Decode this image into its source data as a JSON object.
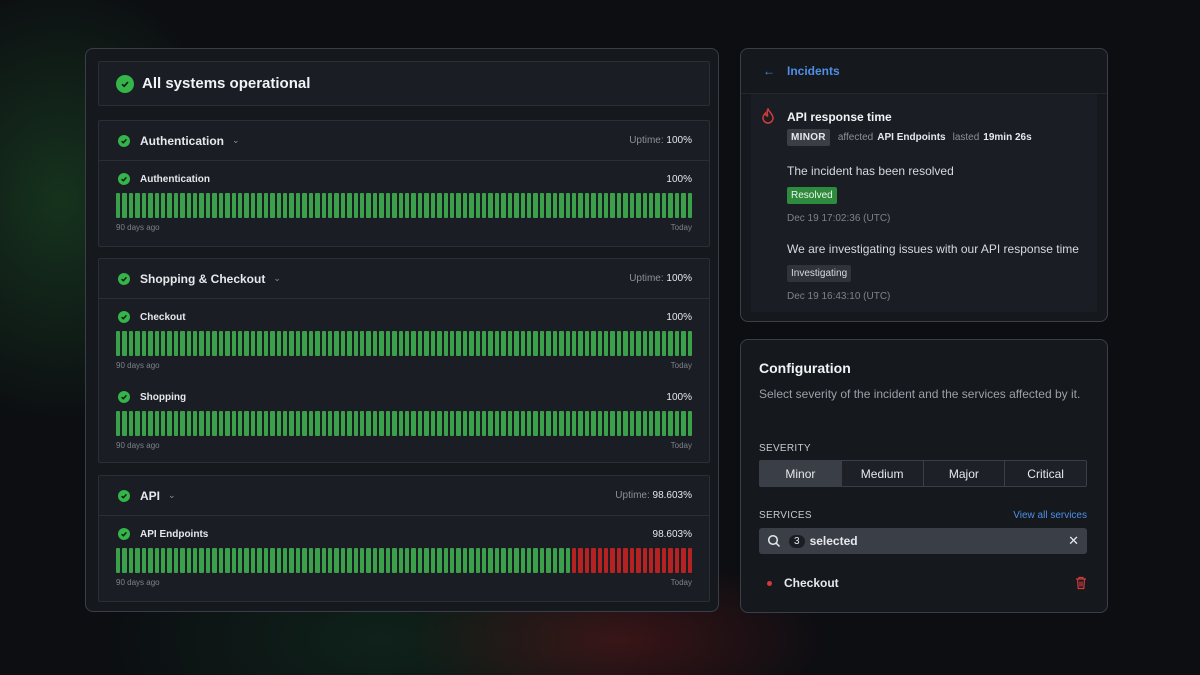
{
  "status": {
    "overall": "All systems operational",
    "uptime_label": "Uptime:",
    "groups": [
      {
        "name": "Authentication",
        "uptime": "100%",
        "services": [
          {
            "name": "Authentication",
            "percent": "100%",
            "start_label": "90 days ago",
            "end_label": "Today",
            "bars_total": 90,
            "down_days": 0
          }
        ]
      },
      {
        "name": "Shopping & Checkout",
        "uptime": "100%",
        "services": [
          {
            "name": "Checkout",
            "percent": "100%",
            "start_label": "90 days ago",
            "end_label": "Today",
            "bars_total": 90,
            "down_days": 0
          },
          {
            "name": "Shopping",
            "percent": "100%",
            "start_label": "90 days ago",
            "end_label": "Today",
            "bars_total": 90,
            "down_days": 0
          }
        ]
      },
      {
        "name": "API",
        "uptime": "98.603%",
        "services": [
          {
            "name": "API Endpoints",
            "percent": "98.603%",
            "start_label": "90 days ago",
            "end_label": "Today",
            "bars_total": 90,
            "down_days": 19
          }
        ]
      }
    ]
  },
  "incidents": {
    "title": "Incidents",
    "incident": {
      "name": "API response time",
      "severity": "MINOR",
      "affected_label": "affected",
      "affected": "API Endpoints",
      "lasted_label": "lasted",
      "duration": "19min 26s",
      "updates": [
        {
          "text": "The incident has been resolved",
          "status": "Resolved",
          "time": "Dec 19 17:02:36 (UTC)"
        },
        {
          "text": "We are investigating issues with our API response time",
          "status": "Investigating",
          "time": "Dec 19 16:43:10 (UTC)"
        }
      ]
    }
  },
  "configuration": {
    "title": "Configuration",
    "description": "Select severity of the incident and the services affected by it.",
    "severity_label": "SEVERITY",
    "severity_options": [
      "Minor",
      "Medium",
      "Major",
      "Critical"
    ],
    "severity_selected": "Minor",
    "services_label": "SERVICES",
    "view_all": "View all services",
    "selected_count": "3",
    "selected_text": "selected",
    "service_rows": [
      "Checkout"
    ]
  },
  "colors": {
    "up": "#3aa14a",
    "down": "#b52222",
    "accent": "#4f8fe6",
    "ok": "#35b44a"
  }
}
_ _ _ _ _
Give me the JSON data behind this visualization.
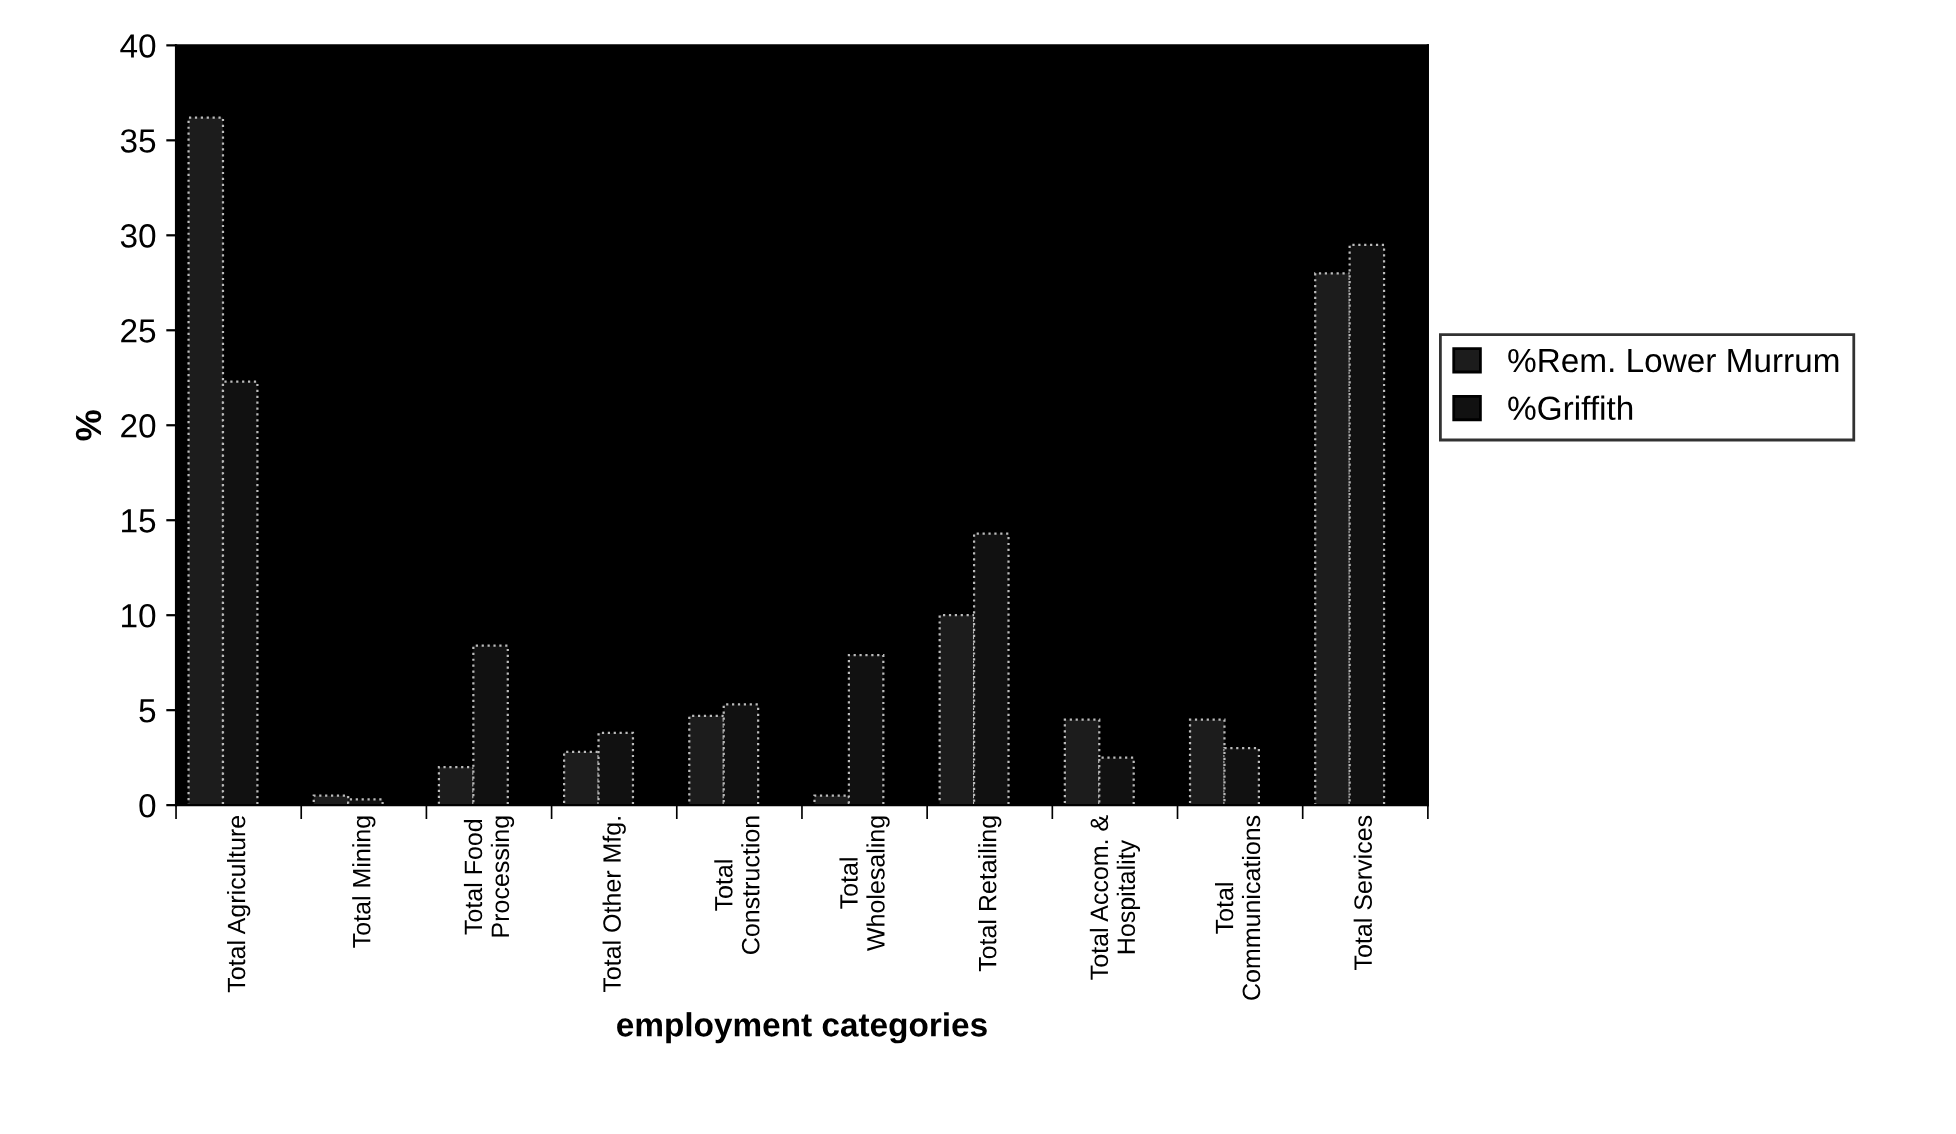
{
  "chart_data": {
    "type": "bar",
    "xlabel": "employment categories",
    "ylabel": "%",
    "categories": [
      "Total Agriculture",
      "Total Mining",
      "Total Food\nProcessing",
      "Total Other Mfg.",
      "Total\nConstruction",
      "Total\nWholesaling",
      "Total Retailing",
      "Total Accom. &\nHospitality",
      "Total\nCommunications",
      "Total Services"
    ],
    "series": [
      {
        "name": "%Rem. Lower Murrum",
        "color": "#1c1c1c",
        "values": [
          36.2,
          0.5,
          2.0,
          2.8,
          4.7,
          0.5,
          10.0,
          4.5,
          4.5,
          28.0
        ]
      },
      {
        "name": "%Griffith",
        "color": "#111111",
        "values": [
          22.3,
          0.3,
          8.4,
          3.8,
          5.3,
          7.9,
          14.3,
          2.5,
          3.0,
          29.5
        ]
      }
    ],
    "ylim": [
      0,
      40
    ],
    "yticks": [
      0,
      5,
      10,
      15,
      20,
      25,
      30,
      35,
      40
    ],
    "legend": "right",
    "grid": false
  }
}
_ _ _ _ _
DESCRIPTION OF THE TASK: Of the lines in the data above, how many contain the word "affected"? Give only that figure.

EXERCISE SOLUTION: 3